* Extracted entries:

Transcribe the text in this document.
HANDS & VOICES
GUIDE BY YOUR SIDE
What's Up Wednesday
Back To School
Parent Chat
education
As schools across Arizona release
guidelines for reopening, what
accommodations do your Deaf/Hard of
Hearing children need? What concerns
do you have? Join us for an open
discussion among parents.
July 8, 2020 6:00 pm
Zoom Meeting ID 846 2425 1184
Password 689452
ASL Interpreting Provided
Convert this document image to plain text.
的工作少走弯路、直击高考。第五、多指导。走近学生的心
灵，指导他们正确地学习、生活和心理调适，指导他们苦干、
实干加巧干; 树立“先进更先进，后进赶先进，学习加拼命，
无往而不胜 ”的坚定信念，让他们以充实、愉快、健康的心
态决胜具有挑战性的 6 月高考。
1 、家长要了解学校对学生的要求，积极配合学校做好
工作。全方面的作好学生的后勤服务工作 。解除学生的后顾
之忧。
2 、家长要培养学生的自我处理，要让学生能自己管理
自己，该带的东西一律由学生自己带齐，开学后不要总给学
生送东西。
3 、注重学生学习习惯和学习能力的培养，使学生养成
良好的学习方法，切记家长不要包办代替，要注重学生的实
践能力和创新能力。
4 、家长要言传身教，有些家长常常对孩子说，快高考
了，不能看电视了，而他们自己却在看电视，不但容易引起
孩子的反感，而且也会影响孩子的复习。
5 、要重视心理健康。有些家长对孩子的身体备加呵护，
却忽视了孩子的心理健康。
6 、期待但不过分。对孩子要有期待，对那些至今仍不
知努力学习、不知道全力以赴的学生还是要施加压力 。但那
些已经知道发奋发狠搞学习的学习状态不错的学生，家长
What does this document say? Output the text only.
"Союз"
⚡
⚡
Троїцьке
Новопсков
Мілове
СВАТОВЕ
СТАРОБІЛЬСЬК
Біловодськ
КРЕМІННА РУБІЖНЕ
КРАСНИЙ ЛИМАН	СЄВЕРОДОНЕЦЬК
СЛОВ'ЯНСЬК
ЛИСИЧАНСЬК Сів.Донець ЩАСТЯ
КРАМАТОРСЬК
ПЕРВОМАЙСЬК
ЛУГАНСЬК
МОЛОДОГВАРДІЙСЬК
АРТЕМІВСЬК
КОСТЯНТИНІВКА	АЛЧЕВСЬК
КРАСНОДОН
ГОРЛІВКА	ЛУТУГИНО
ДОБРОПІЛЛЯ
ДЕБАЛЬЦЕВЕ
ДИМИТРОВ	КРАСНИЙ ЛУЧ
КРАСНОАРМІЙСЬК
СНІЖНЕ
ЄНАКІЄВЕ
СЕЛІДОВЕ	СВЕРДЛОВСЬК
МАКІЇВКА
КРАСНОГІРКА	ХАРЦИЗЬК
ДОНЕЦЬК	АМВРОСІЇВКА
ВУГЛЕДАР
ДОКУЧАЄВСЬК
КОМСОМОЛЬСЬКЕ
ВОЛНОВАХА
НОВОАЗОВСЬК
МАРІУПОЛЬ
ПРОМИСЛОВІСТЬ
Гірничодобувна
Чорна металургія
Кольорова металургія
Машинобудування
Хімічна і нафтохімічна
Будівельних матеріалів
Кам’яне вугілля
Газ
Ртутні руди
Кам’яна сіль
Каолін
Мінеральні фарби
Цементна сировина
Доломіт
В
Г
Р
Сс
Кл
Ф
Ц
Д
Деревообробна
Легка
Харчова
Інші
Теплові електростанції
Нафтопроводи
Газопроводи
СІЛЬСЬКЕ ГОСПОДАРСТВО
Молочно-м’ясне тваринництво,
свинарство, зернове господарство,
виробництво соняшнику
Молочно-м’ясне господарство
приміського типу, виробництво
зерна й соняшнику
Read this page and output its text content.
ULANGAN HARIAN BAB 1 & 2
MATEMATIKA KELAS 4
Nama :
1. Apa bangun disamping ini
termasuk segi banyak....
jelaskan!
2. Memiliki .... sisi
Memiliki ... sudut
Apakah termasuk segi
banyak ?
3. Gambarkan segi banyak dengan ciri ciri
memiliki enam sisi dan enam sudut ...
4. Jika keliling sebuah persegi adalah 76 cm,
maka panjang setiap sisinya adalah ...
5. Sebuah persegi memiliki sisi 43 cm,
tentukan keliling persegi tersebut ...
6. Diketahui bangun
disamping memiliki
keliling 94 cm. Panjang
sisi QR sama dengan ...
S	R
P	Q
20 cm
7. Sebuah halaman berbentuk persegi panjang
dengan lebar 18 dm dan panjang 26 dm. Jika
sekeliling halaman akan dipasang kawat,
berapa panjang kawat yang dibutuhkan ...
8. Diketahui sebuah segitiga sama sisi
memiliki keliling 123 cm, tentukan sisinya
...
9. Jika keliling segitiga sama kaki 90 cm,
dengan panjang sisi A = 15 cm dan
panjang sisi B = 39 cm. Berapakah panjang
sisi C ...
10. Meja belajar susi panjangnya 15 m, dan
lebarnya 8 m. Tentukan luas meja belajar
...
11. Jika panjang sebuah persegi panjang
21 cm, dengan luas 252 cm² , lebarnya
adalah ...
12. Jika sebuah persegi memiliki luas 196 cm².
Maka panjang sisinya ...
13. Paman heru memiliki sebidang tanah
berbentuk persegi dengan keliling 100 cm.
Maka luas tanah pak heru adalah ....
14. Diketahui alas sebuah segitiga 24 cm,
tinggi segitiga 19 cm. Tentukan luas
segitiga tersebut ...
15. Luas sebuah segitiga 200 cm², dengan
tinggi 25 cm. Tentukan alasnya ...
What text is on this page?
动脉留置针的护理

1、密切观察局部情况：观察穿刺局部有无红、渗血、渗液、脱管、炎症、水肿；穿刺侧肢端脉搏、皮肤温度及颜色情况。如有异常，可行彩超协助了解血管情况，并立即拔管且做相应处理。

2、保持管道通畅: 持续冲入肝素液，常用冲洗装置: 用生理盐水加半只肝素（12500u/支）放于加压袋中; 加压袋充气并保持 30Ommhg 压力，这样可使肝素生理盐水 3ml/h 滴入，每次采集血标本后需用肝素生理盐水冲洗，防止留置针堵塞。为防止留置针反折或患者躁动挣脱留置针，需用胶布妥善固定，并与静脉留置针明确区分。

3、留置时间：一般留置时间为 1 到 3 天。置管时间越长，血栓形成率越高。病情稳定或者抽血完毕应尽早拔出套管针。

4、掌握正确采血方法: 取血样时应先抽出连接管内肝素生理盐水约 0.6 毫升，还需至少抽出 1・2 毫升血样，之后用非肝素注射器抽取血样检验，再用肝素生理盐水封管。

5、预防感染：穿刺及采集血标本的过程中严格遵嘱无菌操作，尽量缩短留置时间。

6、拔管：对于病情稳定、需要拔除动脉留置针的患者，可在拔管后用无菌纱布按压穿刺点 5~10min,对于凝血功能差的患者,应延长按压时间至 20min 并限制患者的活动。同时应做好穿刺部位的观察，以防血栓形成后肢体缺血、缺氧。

* Short problem: Output the whole listing above again, word for word.

* Task answer:
Transcribe the text in this document.
HANDS & VOICES
GUIDE BY YOUR SIDE
What's Up Wednesday
Back To School
Parent Chat
education
As schools across Arizona release
guidelines for reopening, what
accommodations do your Deaf/Hard of
Hearing children need? What concerns
do you have? Join us for an open
discussion among parents.
July 8, 2020 6:00 pm
Zoom Meeting ID 846 2425 1184
Password 689452
ASL Interpreting Provided
Convert this document image to plain text.
的工作少走弯路、直击高考。第五、多指导。走近学生的心
灵，指导他们正确地学习、生活和心理调适，指导他们苦干、
实干加巧干; 树立“先进更先进，后进赶先进，学习加拼命，
无往而不胜 ”的坚定信念，让他们以充实、愉快、健康的心
态决胜具有挑战性的 6 月高考。
1 、家长要了解学校对学生的要求，积极配合学校做好
工作。全方面的作好学生的后勤服务工作 。解除学生的后顾
之忧。
2 、家长要培养学生的自我处理，要让学生能自己管理
自己，该带的东西一律由学生自己带齐，开学后不要总给学
生送东西。
3 、注重学生学习习惯和学习能力的培养，使学生养成
良好的学习方法，切记家长不要包办代替，要注重学生的实
践能力和创新能力。
4 、家长要言传身教，有些家长常常对孩子说，快高考
了，不能看电视了，而他们自己却在看电视，不但容易引起
孩子的反感，而且也会影响孩子的复习。
5 、要重视心理健康。有些家长对孩子的身体备加呵护，
却忽视了孩子的心理健康。
6 、期待但不过分。对孩子要有期待，对那些至今仍不
知努力学习、不知道全力以赴的学生还是要施加压力 。但那
些已经知道发奋发狠搞学习的学习状态不错的学生，家长
What does this document say? Output the text only.
"Союз"
⚡
⚡
Троїцьке
Новопсков
Мілове
СВАТОВЕ
СТАРОБІЛЬСЬК
Біловодськ
КРЕМІННА РУБІЖНЕ
КРАСНИЙ ЛИМАН	СЄВЕРОДОНЕЦЬК
СЛОВ'ЯНСЬК
ЛИСИЧАНСЬК Сів.Донець ЩАСТЯ
КРАМАТОРСЬК
ПЕРВОМАЙСЬК
ЛУГАНСЬК
МОЛОДОГВАРДІЙСЬК
АРТЕМІВСЬК
КОСТЯНТИНІВКА	АЛЧЕВСЬК
КРАСНОДОН
ГОРЛІВКА	ЛУТУГИНО
ДОБРОПІЛЛЯ
ДЕБАЛЬЦЕВЕ
ДИМИТРОВ	КРАСНИЙ ЛУЧ
КРАСНОАРМІЙСЬК
СНІЖНЕ
ЄНАКІЄВЕ
СЕЛІДОВЕ	СВЕРДЛОВСЬК
МАКІЇВКА
КРАСНОГІРКА	ХАРЦИЗЬК
ДОНЕЦЬК	АМВРОСІЇВКА
ВУГЛЕДАР
ДОКУЧАЄВСЬК
КОМСОМОЛЬСЬКЕ
ВОЛНОВАХА
НОВОАЗОВСЬК
МАРІУПОЛЬ
ПРОМИСЛОВІСТЬ
Гірничодобувна
Чорна металургія
Кольорова металургія
Машинобудування
Хімічна і нафтохімічна
Будівельних матеріалів
Кам’яне вугілля
Газ
Ртутні руди
Кам’яна сіль
Каолін
Мінеральні фарби
Цементна сировина
Доломіт
В
Г
Р
Сс
Кл
Ф
Ц
Д
Деревообробна
Легка
Харчова
Інші
Теплові електростанції
Нафтопроводи
Газопроводи
СІЛЬСЬКЕ ГОСПОДАРСТВО
Молочно-м’ясне тваринництво,
свинарство, зернове господарство,
виробництво соняшнику
Молочно-м’ясне господарство
приміського типу, виробництво
зерна й соняшнику
Read this page and output its text content.
ULANGAN HARIAN BAB 1 & 2
MATEMATIKA KELAS 4
Nama :
1. Apa bangun disamping ini
termasuk segi banyak....
jelaskan!
2. Memiliki .... sisi
Memiliki ... sudut
Apakah termasuk segi
banyak ?
3. Gambarkan segi banyak dengan ciri ciri
memiliki enam sisi dan enam sudut ...
4. Jika keliling sebuah persegi adalah 76 cm,
maka panjang setiap sisinya adalah ...
5. Sebuah persegi memiliki sisi 43 cm,
tentukan keliling persegi tersebut ...
6. Diketahui bangun
disamping memiliki
keliling 94 cm. Panjang
sisi QR sama dengan ...
S	R
P	Q
20 cm
7. Sebuah halaman berbentuk persegi panjang
dengan lebar 18 dm dan panjang 26 dm. Jika
sekeliling halaman akan dipasang kawat,
berapa panjang kawat yang dibutuhkan ...
8. Diketahui sebuah segitiga sama sisi
memiliki keliling 123 cm, tentukan sisinya
...
9. Jika keliling segitiga sama kaki 90 cm,
dengan panjang sisi A = 15 cm dan
panjang sisi B = 39 cm. Berapakah panjang
sisi C ...
10. Meja belajar susi panjangnya 15 m, dan
lebarnya 8 m. Tentukan luas meja belajar
...
11. Jika panjang sebuah persegi panjang
21 cm, dengan luas 252 cm² , lebarnya
adalah ...
12. Jika sebuah persegi memiliki luas 196 cm².
Maka panjang sisinya ...
13. Paman heru memiliki sebidang tanah
berbentuk persegi dengan keliling 100 cm.
Maka luas tanah pak heru adalah ....
14. Diketahui alas sebuah segitiga 24 cm,
tinggi segitiga 19 cm. Tentukan luas
segitiga tersebut ...
15. Luas sebuah segitiga 200 cm², dengan
tinggi 25 cm. Tentukan alasnya ...
What text is on this page?
动脉留置针的护理

1、密切观察局部情况：观察穿刺局部有无红、渗血、渗液、脱管、炎症、水肿；穿刺侧肢端脉搏、皮肤温度及颜色情况。如有异常，可行彩超协助了解血管情况，并立即拔管且做相应处理。

2、保持管道通畅: 持续冲入肝素液，常用冲洗装置: 用生理盐水加半只肝素（12500u/支）放于加压袋中; 加压袋充气并保持 30Ommhg 压力，这样可使肝素生理盐水 3ml/h 滴入，每次采集血标本后需用肝素生理盐水冲洗，防止留置针堵塞。为防止留置针反折或患者躁动挣脱留置针，需用胶布妥善固定，并与静脉留置针明确区分。

3、留置时间：一般留置时间为 1 到 3 天。置管时间越长，血栓形成率越高。病情稳定或者抽血完毕应尽早拔出套管针。

4、掌握正确采血方法: 取血样时应先抽出连接管内肝素生理盐水约 0.6 毫升，还需至少抽出 1・2 毫升血样，之后用非肝素注射器抽取血样检验，再用肝素生理盐水封管。

5、预防感染：穿刺及采集血标本的过程中严格遵嘱无菌操作，尽量缩短留置时间。

6、拔管：对于病情稳定、需要拔除动脉留置针的患者，可在拔管后用无菌纱布按压穿刺点 5~10min,对于凝血功能差的患者,应延长按压时间至 20min 并限制患者的活动。同时应做好穿刺部位的观察，以防血栓形成后肢体缺血、缺氧。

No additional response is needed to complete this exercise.